--- Data in this exercise ---
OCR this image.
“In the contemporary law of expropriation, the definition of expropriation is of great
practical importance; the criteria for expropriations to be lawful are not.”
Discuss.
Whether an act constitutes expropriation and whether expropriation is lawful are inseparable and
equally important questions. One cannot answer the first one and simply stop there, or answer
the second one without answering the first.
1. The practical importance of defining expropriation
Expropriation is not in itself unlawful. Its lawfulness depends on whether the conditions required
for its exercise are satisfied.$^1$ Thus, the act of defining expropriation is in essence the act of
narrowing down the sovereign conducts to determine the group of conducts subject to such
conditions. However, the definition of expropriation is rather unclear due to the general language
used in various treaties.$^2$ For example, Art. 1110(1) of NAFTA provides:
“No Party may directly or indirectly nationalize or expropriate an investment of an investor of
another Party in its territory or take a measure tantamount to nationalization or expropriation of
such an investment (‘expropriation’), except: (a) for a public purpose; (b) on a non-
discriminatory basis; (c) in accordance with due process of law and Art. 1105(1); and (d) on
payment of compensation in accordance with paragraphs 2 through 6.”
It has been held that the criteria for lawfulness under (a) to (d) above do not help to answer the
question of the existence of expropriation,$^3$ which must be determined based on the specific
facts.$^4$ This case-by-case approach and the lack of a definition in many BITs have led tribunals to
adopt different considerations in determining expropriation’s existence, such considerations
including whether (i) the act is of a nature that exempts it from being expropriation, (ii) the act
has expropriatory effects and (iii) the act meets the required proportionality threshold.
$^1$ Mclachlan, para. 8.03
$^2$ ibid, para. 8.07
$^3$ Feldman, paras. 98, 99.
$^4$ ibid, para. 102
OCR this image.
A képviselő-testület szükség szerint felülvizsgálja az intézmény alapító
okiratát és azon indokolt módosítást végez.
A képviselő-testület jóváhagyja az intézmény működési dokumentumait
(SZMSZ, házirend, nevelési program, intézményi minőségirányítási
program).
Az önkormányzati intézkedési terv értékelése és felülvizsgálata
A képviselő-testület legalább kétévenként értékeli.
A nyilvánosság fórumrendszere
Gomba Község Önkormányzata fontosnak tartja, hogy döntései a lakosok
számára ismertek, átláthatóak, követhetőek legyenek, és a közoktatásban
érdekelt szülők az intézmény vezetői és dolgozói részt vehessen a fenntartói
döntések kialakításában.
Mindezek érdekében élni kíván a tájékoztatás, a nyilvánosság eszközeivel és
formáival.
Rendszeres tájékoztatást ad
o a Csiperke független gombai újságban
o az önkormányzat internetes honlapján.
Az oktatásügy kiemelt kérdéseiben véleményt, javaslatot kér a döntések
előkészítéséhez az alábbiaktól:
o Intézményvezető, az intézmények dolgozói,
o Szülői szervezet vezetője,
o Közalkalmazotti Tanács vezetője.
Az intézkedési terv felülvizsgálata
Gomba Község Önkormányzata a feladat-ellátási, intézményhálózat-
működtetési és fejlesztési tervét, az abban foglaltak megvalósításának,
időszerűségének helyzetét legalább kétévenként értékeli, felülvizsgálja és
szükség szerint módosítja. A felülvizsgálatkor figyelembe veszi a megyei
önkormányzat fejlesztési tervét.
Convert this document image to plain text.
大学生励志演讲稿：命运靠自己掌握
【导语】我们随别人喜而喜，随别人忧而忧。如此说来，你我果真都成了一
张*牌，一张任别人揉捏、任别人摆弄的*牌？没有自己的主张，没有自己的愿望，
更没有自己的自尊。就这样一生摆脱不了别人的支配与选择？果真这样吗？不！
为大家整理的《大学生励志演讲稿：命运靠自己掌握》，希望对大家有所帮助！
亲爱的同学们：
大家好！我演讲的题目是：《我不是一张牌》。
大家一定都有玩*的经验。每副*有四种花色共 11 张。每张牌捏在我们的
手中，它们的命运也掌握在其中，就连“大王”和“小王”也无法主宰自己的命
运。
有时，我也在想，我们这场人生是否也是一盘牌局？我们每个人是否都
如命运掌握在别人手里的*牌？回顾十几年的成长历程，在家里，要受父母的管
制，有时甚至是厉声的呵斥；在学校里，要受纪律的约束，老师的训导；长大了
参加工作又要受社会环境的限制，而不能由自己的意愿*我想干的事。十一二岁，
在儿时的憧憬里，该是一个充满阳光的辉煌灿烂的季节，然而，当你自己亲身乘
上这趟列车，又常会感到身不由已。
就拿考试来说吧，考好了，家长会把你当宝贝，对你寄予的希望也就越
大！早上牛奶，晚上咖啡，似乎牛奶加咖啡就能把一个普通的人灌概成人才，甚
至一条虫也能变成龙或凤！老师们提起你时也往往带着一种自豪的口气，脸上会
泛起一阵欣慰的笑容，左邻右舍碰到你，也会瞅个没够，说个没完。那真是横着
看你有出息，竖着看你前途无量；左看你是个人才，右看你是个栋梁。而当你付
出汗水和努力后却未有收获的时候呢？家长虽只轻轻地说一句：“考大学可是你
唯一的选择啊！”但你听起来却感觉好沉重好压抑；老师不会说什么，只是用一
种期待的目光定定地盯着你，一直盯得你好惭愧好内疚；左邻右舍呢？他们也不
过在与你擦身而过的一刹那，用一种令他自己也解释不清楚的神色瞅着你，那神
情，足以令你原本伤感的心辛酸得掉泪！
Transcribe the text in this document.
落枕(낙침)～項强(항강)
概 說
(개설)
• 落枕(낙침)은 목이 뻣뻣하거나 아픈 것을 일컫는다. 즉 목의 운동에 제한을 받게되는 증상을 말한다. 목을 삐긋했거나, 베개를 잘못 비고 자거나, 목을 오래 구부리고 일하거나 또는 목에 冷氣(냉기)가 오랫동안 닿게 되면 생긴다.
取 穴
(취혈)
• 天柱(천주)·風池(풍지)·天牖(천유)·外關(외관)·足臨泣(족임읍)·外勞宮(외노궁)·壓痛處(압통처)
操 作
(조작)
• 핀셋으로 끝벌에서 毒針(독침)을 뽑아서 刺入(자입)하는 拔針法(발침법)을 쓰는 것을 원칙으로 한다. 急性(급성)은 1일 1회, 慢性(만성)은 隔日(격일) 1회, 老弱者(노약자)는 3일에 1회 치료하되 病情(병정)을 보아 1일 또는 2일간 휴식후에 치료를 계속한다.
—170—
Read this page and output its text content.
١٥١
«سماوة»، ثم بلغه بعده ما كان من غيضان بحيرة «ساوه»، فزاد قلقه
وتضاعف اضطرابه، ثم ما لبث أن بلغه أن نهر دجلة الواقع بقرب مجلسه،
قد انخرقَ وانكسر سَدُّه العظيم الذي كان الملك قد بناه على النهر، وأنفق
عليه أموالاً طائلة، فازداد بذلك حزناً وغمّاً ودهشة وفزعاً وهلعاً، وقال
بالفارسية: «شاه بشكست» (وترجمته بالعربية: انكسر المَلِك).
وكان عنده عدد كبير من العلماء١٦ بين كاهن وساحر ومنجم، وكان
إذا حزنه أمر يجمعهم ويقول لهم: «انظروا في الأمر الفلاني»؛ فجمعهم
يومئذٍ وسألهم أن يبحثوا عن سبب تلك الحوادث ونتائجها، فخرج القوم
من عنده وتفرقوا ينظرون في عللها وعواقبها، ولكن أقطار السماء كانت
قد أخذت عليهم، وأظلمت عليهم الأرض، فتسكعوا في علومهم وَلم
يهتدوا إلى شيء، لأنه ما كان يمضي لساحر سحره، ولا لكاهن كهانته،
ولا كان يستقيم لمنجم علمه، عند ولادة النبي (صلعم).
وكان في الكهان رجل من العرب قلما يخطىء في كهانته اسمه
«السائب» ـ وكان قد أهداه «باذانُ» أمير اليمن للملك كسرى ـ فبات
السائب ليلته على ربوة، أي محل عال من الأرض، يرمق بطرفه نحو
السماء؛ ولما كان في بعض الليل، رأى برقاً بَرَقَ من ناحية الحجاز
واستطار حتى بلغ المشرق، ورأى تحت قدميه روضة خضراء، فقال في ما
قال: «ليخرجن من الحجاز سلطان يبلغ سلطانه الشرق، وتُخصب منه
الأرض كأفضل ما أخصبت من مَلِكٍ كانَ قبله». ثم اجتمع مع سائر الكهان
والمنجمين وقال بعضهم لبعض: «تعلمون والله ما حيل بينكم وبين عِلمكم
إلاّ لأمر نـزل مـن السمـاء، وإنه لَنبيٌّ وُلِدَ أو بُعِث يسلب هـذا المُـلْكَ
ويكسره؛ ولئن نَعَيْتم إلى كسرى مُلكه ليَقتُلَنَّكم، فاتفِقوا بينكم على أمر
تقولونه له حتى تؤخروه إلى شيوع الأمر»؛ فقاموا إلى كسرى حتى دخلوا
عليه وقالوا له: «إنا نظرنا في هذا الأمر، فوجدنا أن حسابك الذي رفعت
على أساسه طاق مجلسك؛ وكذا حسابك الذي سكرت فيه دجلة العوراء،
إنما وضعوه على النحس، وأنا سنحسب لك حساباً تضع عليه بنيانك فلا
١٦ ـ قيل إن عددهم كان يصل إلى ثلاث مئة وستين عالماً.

--- Do this ---
Looking back at the lines above, state how many contain the word "lawfulness", and supply nothing besides the number.

--- Complete answer ---
2